Written instruction >>
The records that follow are to be transcribed in full, without their images.

Data shown >>
-------
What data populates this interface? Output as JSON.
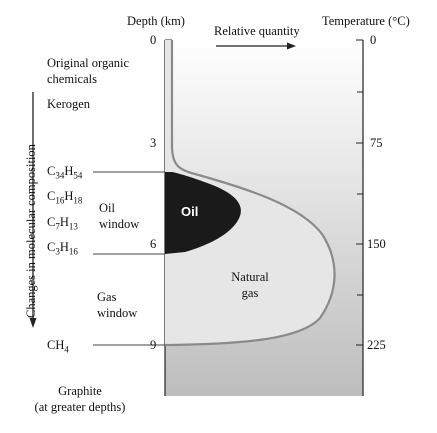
{
  "axes": {
    "depth_title": "Depth (km)",
    "depth_ticks": [
      "0",
      "3",
      "6",
      "9"
    ],
    "temp_title": "Temperature (°C)",
    "temp_ticks": [
      "0",
      "75",
      "150",
      "225"
    ],
    "quantity_label": "Relative quantity"
  },
  "stages": {
    "organic_line1": "Original organic",
    "organic_line2": "chemicals",
    "kerogen": "Kerogen",
    "graphite_line1": "Graphite",
    "graphite_line2": "(at greater depths)"
  },
  "composition_label": "Changes in molecular composition",
  "formulas": [
    {
      "base": "C",
      "sub1": "34",
      "mid": "H",
      "sub2": "54"
    },
    {
      "base": "C",
      "sub1": "16",
      "mid": "H",
      "sub2": "18"
    },
    {
      "base": "C",
      "sub1": "7",
      "mid": "H",
      "sub2": "13"
    },
    {
      "base": "C",
      "sub1": "3",
      "mid": "H",
      "sub2": "16"
    },
    {
      "base": "CH",
      "sub1": "4",
      "mid": "",
      "sub2": ""
    }
  ],
  "windows": {
    "oil_line1": "Oil",
    "oil_line2": "window",
    "gas_line1": "Gas",
    "gas_line2": "window"
  },
  "regions": {
    "oil": "Oil",
    "gas_line1": "Natural",
    "gas_line2": "gas"
  },
  "colors": {
    "oil": "#1a1a1a",
    "gas": "#e6e6e6",
    "curve": "#8a8a8a",
    "gradient_top": "#ffffff",
    "gradient_bottom": "#bdbdbd"
  }
}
-------
Exercise response >>
What data populates this interface? Output as JSON.
{
  "axes": {
    "depth_title": "Depth (km)",
    "depth_ticks": [
      "0",
      "3",
      "6",
      "9"
    ],
    "temp_title": "Temperature (°C)",
    "temp_ticks": [
      "0",
      "75",
      "150",
      "225"
    ],
    "quantity_label": "Relative quantity"
  },
  "stages": {
    "organic_line1": "Original organic",
    "organic_line2": "chemicals",
    "kerogen": "Kerogen",
    "graphite_line1": "Graphite",
    "graphite_line2": "(at greater depths)"
  },
  "composition_label": "Changes in molecular composition",
  "formulas": [
    {
      "base": "C",
      "sub1": "34",
      "mid": "H",
      "sub2": "54"
    },
    {
      "base": "C",
      "sub1": "16",
      "mid": "H",
      "sub2": "18"
    },
    {
      "base": "C",
      "sub1": "7",
      "mid": "H",
      "sub2": "13"
    },
    {
      "base": "C",
      "sub1": "3",
      "mid": "H",
      "sub2": "16"
    },
    {
      "base": "CH",
      "sub1": "4",
      "mid": "",
      "sub2": ""
    }
  ],
  "windows": {
    "oil_line1": "Oil",
    "oil_line2": "window",
    "gas_line1": "Gas",
    "gas_line2": "window"
  },
  "regions": {
    "oil": "Oil",
    "gas_line1": "Natural",
    "gas_line2": "gas"
  },
  "colors": {
    "oil": "#1a1a1a",
    "gas": "#e6e6e6",
    "curve": "#8a8a8a",
    "gradient_top": "#ffffff",
    "gradient_bottom": "#bdbdbd"
  }
}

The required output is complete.